Objective >> Can you rewrite the lines in the material below, swapping every "x-tick-label" for "x-axis-label" and leaving everything else unchanged?

[Listings of boxed layout items]
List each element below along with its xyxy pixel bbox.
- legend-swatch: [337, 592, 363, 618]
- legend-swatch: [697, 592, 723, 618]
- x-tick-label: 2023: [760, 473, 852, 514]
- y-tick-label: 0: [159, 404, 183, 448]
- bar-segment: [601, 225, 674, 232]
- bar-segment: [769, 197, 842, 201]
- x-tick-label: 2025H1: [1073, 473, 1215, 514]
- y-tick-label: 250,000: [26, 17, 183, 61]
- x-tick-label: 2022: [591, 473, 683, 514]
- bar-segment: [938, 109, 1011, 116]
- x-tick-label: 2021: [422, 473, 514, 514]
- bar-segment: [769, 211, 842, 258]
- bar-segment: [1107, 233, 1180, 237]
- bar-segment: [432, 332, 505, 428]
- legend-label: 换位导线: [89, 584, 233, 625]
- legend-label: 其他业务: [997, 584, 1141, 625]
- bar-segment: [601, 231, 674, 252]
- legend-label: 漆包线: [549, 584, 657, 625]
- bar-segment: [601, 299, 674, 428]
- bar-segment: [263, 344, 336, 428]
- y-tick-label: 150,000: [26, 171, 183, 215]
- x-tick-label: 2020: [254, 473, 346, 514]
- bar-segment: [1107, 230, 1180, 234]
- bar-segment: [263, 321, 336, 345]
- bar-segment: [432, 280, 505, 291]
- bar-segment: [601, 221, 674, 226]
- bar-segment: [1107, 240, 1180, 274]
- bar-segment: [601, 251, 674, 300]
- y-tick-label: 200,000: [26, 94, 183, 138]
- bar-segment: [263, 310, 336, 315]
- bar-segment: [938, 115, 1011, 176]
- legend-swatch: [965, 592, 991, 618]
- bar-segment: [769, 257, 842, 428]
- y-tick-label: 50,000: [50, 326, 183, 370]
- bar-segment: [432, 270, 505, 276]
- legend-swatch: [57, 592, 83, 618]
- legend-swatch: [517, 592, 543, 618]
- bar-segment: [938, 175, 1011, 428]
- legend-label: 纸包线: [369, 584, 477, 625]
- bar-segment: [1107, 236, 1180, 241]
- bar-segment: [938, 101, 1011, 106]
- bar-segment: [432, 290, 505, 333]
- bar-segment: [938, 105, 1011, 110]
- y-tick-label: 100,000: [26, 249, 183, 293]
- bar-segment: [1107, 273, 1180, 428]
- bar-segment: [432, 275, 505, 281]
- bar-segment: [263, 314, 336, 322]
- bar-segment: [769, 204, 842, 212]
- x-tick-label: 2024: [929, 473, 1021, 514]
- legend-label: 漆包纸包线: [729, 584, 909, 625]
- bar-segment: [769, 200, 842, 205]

Task response >>
List each element below along with its xyxy pixel bbox.
- legend-swatch: [337, 592, 363, 618]
- legend-swatch: [697, 592, 723, 618]
- x-axis-label: 2023: [760, 473, 852, 514]
- y-tick-label: 0: [159, 404, 183, 448]
- bar-segment: [601, 225, 674, 232]
- bar-segment: [769, 197, 842, 201]
- x-axis-label: 2025H1: [1073, 473, 1215, 514]
- y-tick-label: 250,000: [26, 17, 183, 61]
- x-axis-label: 2022: [591, 473, 683, 514]
- bar-segment: [938, 109, 1011, 116]
- x-axis-label: 2021: [422, 473, 514, 514]
- bar-segment: [769, 211, 842, 258]
- bar-segment: [1107, 233, 1180, 237]
- bar-segment: [432, 332, 505, 428]
- legend-label: 换位导线: [89, 584, 233, 625]
- legend-label: 其他业务: [997, 584, 1141, 625]
- bar-segment: [601, 231, 674, 252]
- legend-label: 漆包线: [549, 584, 657, 625]
- bar-segment: [601, 299, 674, 428]
- bar-segment: [263, 344, 336, 428]
- y-tick-label: 150,000: [26, 171, 183, 215]
- x-axis-label: 2020: [254, 473, 346, 514]
- bar-segment: [1107, 230, 1180, 234]
- bar-segment: [263, 321, 336, 345]
- bar-segment: [432, 280, 505, 291]
- bar-segment: [601, 221, 674, 226]
- bar-segment: [1107, 240, 1180, 274]
- bar-segment: [601, 251, 674, 300]
- y-tick-label: 200,000: [26, 94, 183, 138]
- bar-segment: [263, 310, 336, 315]
- bar-segment: [938, 115, 1011, 176]
- legend-swatch: [965, 592, 991, 618]
- bar-segment: [769, 257, 842, 428]
- y-tick-label: 50,000: [50, 326, 183, 370]
- bar-segment: [432, 270, 505, 276]
- legend-swatch: [57, 592, 83, 618]
- legend-swatch: [517, 592, 543, 618]
- bar-segment: [938, 175, 1011, 428]
- legend-label: 纸包线: [369, 584, 477, 625]
- bar-segment: [1107, 236, 1180, 241]
- bar-segment: [938, 101, 1011, 106]
- bar-segment: [432, 290, 505, 333]
- bar-segment: [938, 105, 1011, 110]
- y-tick-label: 100,000: [26, 249, 183, 293]
- bar-segment: [1107, 273, 1180, 428]
- bar-segment: [432, 275, 505, 281]
- bar-segment: [263, 314, 336, 322]
- bar-segment: [769, 204, 842, 212]
- x-axis-label: 2024: [929, 473, 1021, 514]
- legend-label: 漆包纸包线: [729, 584, 909, 625]
- bar-segment: [769, 200, 842, 205]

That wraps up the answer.